**ENTRIES**
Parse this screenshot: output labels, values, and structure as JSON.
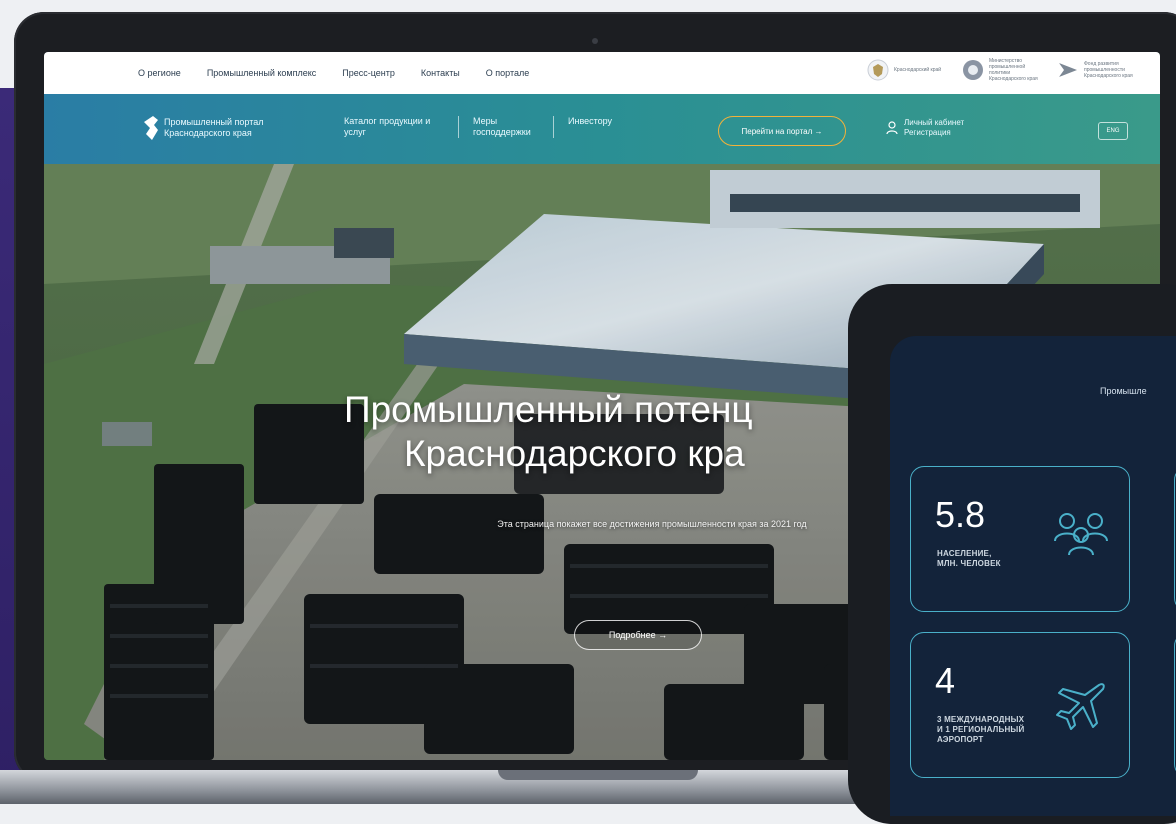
{
  "top_nav": {
    "links": [
      "О регионе",
      "Промышленный комплекс",
      "Пресс-центр",
      "Контакты",
      "О портале"
    ],
    "partners": [
      {
        "name": "Краснодарский край"
      },
      {
        "name": "Министерство промышленной политики Краснодарского края"
      },
      {
        "name": "Фонд развития промышленности Краснодарского края"
      }
    ]
  },
  "main_nav": {
    "brand": "Промышленный портал Краснодарского края",
    "menu": [
      "Каталог продукции и услуг",
      "Меры господдержки",
      "Инвестору"
    ],
    "portal_button": "Перейти на портал →",
    "cabinet": [
      "Личный кабинет",
      "Регистрация"
    ],
    "lang": "ENG"
  },
  "hero": {
    "title_line1": "Промышленный потенц",
    "title_line2": "Краснодарского кра",
    "subtitle": "Эта страница покажет все достижения промышленности края за 2021 год",
    "more_button": "Подробнее →"
  },
  "tablet": {
    "title": "Промышле",
    "stats": [
      {
        "value": "5.8",
        "label_line1": "НАСЕЛЕНИЕ,",
        "label_line2": "МЛН. ЧЕЛОВЕК",
        "icon": "people-icon"
      },
      {
        "value": "4",
        "label_line1": "3 МЕЖДУНАРОДНЫХ",
        "label_line2": "И 1 РЕГИОНАЛЬНЫЙ",
        "label_line3": "АЭРОПОРТ",
        "icon": "airplane-icon"
      }
    ]
  },
  "colors": {
    "nav_teal": "#2a8f94",
    "accent_orange": "#f2b23a",
    "tablet_bg": "#13233a",
    "stat_border": "#4ab0c9",
    "side_purple": "#3b2a78"
  }
}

**AIM**
Set down the material exactly, every line of it, except for the pictures.

**FULL ANSWER**
Parse this screenshot: output labels, values, and structure as JSON.
{
  "top_nav": {
    "links": [
      "О регионе",
      "Промышленный комплекс",
      "Пресс-центр",
      "Контакты",
      "О портале"
    ],
    "partners": [
      {
        "name": "Краснодарский край"
      },
      {
        "name": "Министерство промышленной политики Краснодарского края"
      },
      {
        "name": "Фонд развития промышленности Краснодарского края"
      }
    ]
  },
  "main_nav": {
    "brand": "Промышленный портал Краснодарского края",
    "menu": [
      "Каталог продукции и услуг",
      "Меры господдержки",
      "Инвестору"
    ],
    "portal_button": "Перейти на портал →",
    "cabinet": [
      "Личный кабинет",
      "Регистрация"
    ],
    "lang": "ENG"
  },
  "hero": {
    "title_line1": "Промышленный потенц",
    "title_line2": "Краснодарского кра",
    "subtitle": "Эта страница покажет все достижения промышленности края за 2021 год",
    "more_button": "Подробнее →"
  },
  "tablet": {
    "title": "Промышле",
    "stats": [
      {
        "value": "5.8",
        "label_line1": "НАСЕЛЕНИЕ,",
        "label_line2": "МЛН. ЧЕЛОВЕК",
        "icon": "people-icon"
      },
      {
        "value": "4",
        "label_line1": "3 МЕЖДУНАРОДНЫХ",
        "label_line2": "И 1 РЕГИОНАЛЬНЫЙ",
        "label_line3": "АЭРОПОРТ",
        "icon": "airplane-icon"
      }
    ]
  },
  "colors": {
    "nav_teal": "#2a8f94",
    "accent_orange": "#f2b23a",
    "tablet_bg": "#13233a",
    "stat_border": "#4ab0c9",
    "side_purple": "#3b2a78"
  }
}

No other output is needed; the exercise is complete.